Copy all lines of the listing that include the string "this".
BEGIN DATA SHOWN
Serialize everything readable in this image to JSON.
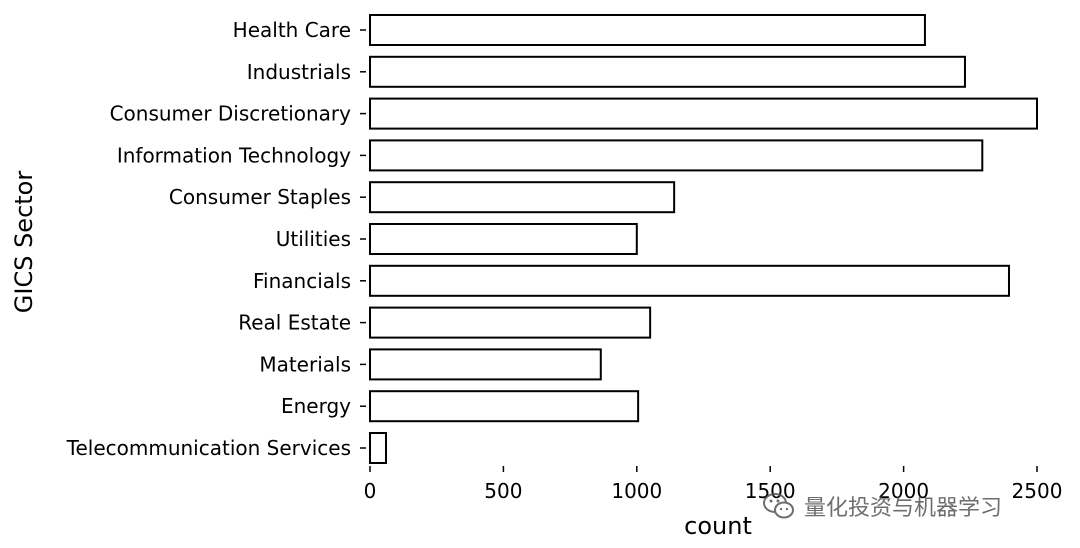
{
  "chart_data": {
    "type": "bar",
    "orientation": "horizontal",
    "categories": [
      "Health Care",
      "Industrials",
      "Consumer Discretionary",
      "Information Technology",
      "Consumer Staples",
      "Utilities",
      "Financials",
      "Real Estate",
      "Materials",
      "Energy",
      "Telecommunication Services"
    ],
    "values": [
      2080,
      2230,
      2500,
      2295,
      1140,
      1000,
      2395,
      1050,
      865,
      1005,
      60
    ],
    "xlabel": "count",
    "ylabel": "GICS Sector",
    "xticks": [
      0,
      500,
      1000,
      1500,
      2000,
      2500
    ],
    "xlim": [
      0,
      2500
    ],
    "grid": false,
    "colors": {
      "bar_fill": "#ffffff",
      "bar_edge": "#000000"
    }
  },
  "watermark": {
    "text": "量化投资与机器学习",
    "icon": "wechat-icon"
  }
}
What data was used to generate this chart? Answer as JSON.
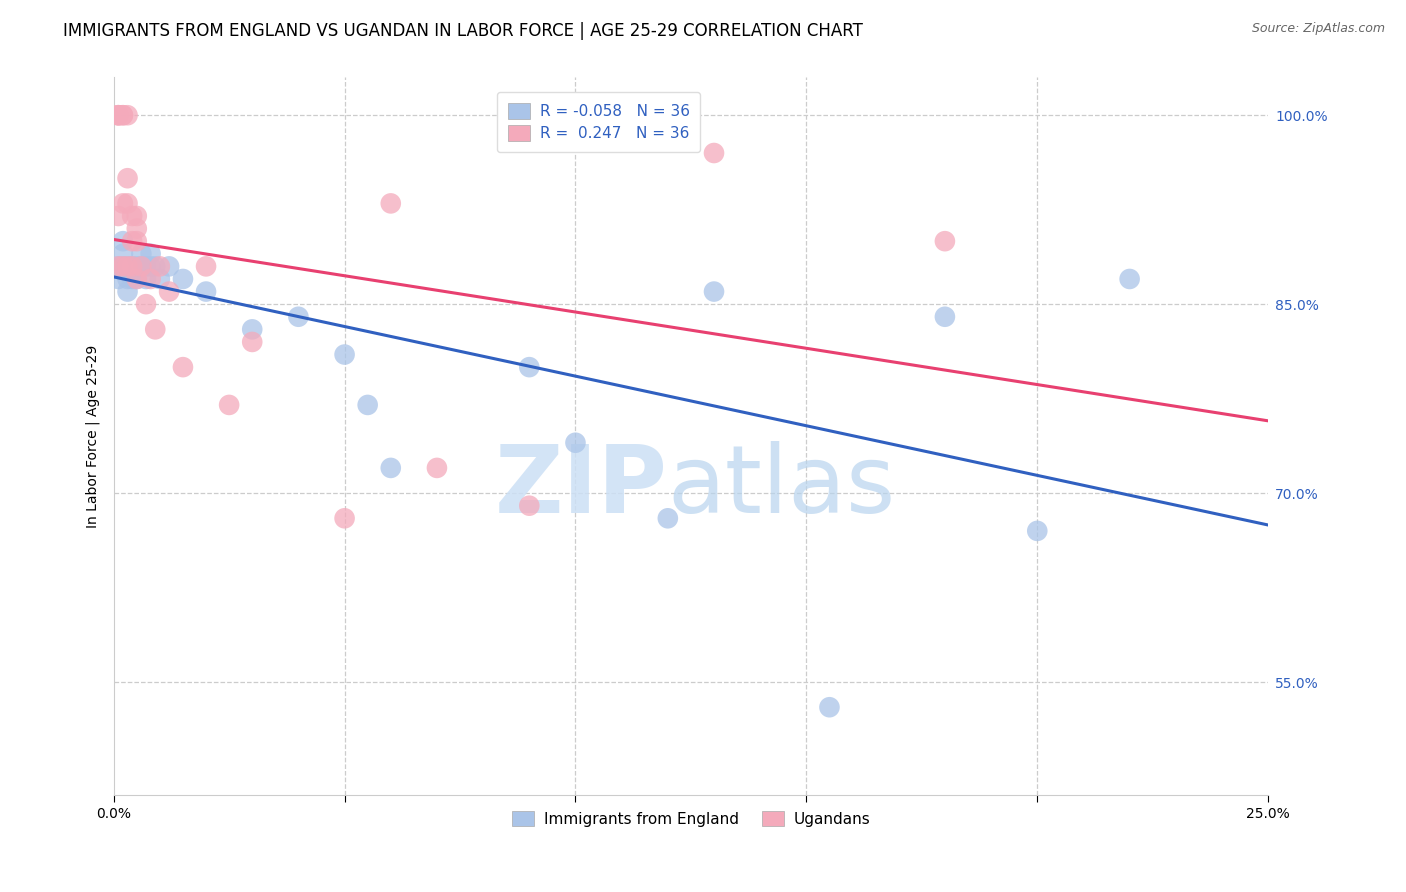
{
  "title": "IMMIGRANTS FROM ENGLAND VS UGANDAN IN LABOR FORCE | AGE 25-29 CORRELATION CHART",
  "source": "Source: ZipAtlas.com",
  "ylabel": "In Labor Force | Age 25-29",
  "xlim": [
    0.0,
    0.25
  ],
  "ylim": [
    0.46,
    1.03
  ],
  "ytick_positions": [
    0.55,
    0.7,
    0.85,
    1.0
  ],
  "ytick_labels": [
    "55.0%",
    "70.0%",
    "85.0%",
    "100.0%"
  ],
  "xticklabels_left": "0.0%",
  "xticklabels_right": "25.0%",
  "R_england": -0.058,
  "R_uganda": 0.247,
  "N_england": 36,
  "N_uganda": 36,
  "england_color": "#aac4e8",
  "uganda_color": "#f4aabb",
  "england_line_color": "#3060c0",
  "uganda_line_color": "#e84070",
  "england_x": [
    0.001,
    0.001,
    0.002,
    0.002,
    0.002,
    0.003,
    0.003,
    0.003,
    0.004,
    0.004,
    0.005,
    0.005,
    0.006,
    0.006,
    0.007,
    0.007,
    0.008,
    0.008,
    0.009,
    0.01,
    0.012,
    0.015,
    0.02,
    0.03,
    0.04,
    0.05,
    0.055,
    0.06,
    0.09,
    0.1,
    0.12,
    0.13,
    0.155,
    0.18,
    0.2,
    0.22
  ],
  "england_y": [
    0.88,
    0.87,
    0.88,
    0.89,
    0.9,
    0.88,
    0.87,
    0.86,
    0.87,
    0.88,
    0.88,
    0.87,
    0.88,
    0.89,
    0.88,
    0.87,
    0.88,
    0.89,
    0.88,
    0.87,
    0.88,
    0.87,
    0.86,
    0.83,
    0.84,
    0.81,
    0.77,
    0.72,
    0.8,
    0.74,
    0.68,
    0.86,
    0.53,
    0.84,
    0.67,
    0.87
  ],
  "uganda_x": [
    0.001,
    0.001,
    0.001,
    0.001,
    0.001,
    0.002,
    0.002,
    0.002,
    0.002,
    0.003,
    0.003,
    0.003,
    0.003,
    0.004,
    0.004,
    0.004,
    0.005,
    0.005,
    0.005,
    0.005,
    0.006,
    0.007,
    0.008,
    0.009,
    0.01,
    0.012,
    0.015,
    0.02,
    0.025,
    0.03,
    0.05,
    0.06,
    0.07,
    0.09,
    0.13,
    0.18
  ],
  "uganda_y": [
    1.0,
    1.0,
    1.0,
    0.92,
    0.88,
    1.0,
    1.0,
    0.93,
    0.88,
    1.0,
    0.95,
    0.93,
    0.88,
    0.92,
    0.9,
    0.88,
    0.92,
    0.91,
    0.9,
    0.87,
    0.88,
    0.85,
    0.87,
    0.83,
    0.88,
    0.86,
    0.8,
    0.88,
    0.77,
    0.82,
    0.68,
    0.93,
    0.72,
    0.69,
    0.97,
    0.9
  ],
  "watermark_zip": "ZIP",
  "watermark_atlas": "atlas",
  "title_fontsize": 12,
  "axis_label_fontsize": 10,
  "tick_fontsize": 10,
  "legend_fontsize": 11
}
END DATA SHOWN
» **COMPLETED EXERCISE**
Serialize everything readable in this image to JSON.
What data was used to generate this chart? Answer as JSON.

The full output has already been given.